Extracted data entries
————————
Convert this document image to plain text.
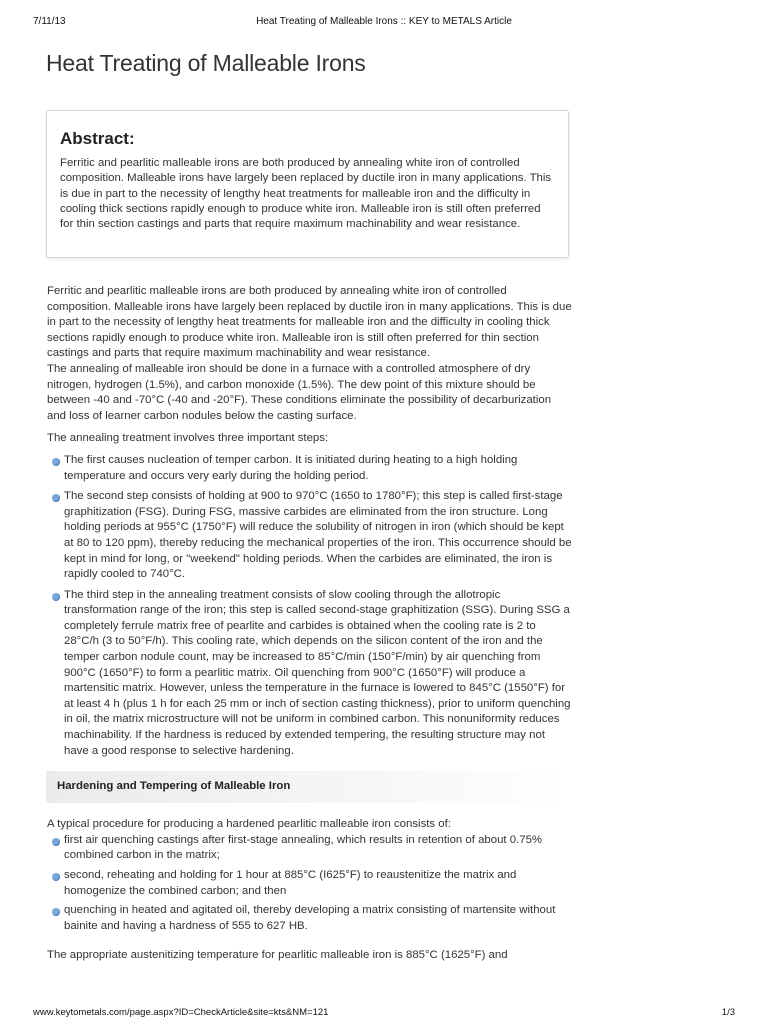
7/11/13	Heat Treating of Malleable Irons :: KEY to METALS Article
Heat Treating of Malleable Irons
Abstract:

Ferritic and pearlitic malleable irons are both produced by annealing white iron of controlled composition. Malleable irons have largely been replaced by ductile iron in many applications. This is due in part to the necessity of lengthy heat treatments for malleable iron and the difficulty in cooling thick sections rapidly enough to produce white iron. Malleable iron is still often preferred for thin section castings and parts that require maximum machinability and wear resistance.

Ferritic and pearlitic malleable irons are both produced by annealing white iron of controlled composition. Malleable irons have largely been replaced by ductile iron in many applications. This is due in part to the necessity of lengthy heat treatments for malleable iron and the difficulty in cooling thick sections rapidly enough to produce white iron. Malleable iron is still often preferred for thin section castings and parts that require maximum machinability and wear resistance.

The annealing of malleable iron should be done in a furnace with a controlled atmosphere of dry nitrogen, hydrogen (1.5%), and carbon monoxide (1.5%). The dew point of this mixture should be between -40 and -70°C (-40 and -20°F). These conditions eliminate the possibility of decarburization and loss of learner carbon nodules below the casting surface.

The annealing treatment involves three important steps:

The first causes nucleation of temper carbon. It is initiated during heating to a high holding temperature and occurs very early during the holding period.
The second step consists of holding at 900 to 970°C (1650 to 1780°F); this step is called first-stage graphitization (FSG). During FSG, massive carbides are eliminated from the iron structure. Long holding periods at 955°C (1750°F) will reduce the solubility of nitrogen in iron (which should be kept at 80 to 120 ppm), thereby reducing the mechanical properties of the iron. This occurrence should be kept in mind for long, or "weekend" holding periods. When the carbides are eliminated, the iron is rapidly cooled to 740°C.
The third step in the annealing treatment consists of slow cooling through the allotropic transformation range of the iron; this step is called second-stage graphitization (SSG). During SSG a completely ferrule matrix free of pearlite and carbides is obtained when the cooling rate is 2 to 28°C/h (3 to 50°F/h). This cooling rate, which depends on the silicon content of the iron and the temper carbon nodule count, may be increased to 85°C/min (150°F/min) by air quenching from 900°C (1650°F) to form a pearlitic matrix. Oil quenching from 900°C (1650°F) will produce a martensitic matrix. However, unless the temperature in the furnace is lowered to 845°C (1550°F) for at least 4 h (plus 1 h for each 25 mm or inch of section casting thickness), prior to uniform quenching in oil, the matrix microstructure will not be uniform in combined carbon. This nonuniformity reduces machinability. If the hardness is reduced by extended tempering, the resulting structure may not have a good response to selective hardening.
Hardening and Tempering of Malleable Iron

A typical procedure for producing a hardened pearlitic malleable iron consists of:

first air quenching castings after first-stage annealing, which results in retention of about 0.75% combined carbon in the matrix;
second, reheating and holding for 1 hour at 885°C (I625°F) to reaustenitize the matrix and homogenize the combined carbon; and then
quenching in heated and agitated oil, thereby developing a matrix consisting of martensite without bainite and having a hardness of 555 to 627 HB.

The appropriate austenitizing temperature for pearlitic malleable iron is 885°C (1625°F) and

www.keytometals.com/page.aspx?ID=CheckArticle&site=kts&NM=121	1/3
————————
▸ To do
Review the preceding data and report every line that includes the string "Treating".

▸ Solution to this exercise
7/11/13	Heat Treating of Malleable Irons :: KEY to METALS Article
Heat Treating of Malleable Irons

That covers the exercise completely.